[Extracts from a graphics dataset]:
------------------------------------------------
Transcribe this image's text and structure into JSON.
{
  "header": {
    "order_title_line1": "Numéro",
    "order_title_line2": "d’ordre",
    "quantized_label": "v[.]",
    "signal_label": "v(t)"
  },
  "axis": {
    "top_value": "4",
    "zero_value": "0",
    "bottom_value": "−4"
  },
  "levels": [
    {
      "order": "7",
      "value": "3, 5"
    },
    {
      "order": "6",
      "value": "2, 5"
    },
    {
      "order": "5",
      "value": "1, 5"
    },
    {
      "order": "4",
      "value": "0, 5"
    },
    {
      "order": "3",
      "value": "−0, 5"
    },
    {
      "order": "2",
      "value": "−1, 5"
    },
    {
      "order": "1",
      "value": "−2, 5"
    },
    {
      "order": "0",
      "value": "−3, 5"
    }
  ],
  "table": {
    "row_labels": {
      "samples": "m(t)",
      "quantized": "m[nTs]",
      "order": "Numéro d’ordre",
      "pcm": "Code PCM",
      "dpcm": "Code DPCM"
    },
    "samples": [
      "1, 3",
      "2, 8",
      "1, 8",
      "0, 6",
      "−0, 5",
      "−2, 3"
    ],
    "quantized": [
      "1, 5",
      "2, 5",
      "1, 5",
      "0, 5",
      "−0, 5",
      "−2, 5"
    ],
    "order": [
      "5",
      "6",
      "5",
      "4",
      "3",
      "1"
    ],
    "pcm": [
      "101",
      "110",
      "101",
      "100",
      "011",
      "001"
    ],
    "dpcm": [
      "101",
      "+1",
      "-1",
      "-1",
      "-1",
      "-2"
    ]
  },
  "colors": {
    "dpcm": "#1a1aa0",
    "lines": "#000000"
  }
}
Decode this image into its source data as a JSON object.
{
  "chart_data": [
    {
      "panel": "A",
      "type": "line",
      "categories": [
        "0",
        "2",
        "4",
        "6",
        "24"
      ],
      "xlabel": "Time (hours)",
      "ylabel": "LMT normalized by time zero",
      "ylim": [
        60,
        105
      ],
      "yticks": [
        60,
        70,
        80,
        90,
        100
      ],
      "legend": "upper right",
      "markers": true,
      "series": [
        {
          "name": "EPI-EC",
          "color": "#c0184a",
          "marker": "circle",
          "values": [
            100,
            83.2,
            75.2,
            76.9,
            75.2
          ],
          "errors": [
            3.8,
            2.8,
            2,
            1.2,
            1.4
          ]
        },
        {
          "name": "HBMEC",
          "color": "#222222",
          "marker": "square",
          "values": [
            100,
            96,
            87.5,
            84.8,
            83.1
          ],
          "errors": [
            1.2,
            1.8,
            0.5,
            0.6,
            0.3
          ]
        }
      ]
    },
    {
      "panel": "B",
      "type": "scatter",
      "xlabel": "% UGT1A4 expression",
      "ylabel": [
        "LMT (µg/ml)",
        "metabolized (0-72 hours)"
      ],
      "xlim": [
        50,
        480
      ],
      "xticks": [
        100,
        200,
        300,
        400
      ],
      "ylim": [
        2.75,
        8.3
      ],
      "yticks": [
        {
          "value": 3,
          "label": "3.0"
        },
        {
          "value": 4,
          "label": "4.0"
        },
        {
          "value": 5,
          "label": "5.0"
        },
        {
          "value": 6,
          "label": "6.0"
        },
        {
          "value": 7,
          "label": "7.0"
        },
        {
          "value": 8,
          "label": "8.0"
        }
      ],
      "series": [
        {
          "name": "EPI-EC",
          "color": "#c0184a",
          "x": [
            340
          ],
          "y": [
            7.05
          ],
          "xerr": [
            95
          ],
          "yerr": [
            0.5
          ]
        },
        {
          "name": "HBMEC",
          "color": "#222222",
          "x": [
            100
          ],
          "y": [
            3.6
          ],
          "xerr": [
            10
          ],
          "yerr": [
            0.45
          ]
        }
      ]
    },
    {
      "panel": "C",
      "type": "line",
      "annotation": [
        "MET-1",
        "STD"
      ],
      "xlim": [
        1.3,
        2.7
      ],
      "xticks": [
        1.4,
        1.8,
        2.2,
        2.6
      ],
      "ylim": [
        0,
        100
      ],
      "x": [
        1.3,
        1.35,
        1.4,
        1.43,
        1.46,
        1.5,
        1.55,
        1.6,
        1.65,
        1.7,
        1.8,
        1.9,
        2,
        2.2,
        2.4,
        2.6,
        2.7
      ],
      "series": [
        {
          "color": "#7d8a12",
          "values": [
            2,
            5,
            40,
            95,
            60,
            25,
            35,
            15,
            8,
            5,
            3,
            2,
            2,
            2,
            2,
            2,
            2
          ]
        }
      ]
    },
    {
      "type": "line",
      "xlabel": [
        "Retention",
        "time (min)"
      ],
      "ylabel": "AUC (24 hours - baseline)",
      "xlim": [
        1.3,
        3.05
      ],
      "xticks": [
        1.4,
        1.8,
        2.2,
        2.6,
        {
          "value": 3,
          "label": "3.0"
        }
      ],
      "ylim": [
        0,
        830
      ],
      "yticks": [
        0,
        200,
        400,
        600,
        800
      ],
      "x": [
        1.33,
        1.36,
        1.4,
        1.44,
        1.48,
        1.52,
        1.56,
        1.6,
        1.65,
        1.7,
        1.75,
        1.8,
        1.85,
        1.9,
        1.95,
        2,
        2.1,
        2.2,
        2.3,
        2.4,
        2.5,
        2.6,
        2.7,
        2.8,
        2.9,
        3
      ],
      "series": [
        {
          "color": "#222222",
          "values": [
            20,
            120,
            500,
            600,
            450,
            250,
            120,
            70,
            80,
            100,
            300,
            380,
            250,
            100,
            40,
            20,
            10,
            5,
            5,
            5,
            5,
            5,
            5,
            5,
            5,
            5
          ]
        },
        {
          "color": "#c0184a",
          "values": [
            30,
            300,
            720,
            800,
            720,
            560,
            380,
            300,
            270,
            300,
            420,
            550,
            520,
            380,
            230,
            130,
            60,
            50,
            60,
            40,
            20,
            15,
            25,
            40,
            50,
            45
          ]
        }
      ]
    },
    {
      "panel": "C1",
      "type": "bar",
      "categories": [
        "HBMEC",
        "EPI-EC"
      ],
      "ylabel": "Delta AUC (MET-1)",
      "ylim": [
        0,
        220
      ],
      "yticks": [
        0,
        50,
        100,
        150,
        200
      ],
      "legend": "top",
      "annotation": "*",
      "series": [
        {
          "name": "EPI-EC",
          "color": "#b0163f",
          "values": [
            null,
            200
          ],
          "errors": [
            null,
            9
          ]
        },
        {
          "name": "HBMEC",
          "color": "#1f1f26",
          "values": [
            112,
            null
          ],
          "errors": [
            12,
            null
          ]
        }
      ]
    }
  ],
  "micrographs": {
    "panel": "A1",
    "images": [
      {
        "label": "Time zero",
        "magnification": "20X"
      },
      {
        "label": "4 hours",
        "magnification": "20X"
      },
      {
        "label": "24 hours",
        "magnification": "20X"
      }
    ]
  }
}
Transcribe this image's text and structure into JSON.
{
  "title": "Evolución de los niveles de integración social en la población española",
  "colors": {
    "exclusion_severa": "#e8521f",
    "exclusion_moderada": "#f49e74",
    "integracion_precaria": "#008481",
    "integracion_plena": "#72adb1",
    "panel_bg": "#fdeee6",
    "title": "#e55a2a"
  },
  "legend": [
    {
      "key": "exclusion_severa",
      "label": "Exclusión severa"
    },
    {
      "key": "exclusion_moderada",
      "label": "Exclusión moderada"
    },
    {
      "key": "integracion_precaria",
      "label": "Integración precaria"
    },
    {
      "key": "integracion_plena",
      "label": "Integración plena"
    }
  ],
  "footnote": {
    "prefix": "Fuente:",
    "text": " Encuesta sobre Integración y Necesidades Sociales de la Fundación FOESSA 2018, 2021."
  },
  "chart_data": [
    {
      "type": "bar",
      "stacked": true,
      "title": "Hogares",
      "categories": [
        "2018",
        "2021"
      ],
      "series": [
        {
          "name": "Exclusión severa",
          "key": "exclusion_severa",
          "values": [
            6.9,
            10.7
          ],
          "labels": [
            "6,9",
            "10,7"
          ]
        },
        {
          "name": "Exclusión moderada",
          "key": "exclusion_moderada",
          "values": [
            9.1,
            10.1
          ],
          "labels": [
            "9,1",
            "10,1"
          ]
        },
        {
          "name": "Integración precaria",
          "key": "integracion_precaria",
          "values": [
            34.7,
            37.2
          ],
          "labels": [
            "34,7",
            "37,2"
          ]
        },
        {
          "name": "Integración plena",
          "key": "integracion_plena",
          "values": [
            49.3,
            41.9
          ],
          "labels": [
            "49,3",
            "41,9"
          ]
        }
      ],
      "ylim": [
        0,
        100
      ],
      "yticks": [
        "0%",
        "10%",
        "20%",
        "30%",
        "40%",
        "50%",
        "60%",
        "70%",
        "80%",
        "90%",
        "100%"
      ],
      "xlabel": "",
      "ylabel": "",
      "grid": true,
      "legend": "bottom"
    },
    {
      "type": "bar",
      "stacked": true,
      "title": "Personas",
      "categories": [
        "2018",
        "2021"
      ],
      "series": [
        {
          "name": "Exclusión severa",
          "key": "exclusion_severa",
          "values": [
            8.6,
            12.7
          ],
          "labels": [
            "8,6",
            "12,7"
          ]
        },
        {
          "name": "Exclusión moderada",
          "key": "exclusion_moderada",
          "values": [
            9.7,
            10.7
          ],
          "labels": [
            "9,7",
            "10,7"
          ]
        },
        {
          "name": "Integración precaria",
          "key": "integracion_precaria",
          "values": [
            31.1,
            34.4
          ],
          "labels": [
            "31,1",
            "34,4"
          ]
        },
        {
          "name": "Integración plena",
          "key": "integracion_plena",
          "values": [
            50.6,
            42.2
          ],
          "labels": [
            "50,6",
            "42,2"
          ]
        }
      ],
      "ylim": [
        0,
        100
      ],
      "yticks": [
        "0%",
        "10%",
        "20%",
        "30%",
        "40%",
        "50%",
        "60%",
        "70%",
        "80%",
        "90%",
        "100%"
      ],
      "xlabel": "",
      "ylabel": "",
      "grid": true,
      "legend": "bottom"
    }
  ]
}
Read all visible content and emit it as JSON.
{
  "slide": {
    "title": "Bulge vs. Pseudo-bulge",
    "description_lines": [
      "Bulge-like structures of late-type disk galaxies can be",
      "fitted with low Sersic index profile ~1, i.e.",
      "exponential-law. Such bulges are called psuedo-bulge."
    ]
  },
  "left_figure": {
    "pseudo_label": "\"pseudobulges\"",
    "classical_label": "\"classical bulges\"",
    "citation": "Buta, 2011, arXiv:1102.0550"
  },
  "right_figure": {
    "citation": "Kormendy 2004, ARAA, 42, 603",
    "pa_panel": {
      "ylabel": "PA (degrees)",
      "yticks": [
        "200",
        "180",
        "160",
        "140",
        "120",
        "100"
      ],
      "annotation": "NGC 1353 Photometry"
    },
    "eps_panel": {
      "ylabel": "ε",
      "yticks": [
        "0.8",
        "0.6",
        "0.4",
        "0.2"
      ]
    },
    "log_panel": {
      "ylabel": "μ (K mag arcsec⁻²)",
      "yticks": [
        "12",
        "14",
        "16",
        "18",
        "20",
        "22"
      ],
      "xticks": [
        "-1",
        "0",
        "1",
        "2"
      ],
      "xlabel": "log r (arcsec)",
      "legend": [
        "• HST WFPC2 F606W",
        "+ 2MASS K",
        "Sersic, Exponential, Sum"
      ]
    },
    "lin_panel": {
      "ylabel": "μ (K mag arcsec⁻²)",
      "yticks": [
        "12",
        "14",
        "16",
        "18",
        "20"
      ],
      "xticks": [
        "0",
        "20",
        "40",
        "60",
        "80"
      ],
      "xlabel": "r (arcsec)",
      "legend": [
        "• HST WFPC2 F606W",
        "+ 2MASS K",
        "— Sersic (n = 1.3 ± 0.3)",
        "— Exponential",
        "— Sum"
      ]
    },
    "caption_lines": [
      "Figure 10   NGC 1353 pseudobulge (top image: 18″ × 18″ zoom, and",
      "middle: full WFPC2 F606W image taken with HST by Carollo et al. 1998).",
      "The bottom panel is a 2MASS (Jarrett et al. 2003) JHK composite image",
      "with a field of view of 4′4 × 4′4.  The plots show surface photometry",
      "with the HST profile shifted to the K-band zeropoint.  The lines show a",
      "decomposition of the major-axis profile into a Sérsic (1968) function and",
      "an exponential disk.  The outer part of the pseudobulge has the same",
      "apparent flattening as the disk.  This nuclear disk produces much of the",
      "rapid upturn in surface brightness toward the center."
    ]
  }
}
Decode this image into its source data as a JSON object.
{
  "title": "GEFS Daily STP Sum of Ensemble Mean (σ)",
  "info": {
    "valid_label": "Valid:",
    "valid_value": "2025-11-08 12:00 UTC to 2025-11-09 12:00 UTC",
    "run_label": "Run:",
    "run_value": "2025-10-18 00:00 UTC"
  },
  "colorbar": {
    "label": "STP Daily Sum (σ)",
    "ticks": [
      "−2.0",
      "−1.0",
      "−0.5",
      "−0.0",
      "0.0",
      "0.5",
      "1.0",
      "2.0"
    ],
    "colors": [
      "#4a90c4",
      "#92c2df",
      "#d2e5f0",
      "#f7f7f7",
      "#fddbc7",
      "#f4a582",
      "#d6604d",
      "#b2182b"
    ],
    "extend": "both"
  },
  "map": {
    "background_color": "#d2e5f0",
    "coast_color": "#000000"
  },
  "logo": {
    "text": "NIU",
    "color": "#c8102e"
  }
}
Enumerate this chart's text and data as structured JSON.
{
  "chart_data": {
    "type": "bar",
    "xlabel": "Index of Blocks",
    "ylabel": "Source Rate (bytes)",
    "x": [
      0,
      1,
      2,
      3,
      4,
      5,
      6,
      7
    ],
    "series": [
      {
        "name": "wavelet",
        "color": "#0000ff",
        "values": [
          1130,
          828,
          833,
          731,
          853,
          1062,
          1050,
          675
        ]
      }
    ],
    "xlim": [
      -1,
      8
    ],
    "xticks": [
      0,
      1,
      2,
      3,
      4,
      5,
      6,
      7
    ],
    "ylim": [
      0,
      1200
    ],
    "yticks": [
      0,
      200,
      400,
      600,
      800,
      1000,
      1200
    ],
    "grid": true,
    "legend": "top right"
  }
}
------------------------------------------------
[Aim of the task]:
From the listing, copy every line where the string "ylabel" appears.

[Correct answer]:
      "ylabel": "LMT normalized by time zero",
      "ylabel": [
      "ylabel": "AUC (24 hours - baseline)",
      "ylabel": "Delta AUC (MET-1)",
      "ylabel": "",
      "ylabel": "",
      "ylabel": "PA (degrees)",
      "ylabel": "ε",
      "ylabel": "μ (K mag arcsec⁻²)",
      "ylabel": "μ (K mag arcsec⁻²)",
    "ylabel": "Source Rate (bytes)",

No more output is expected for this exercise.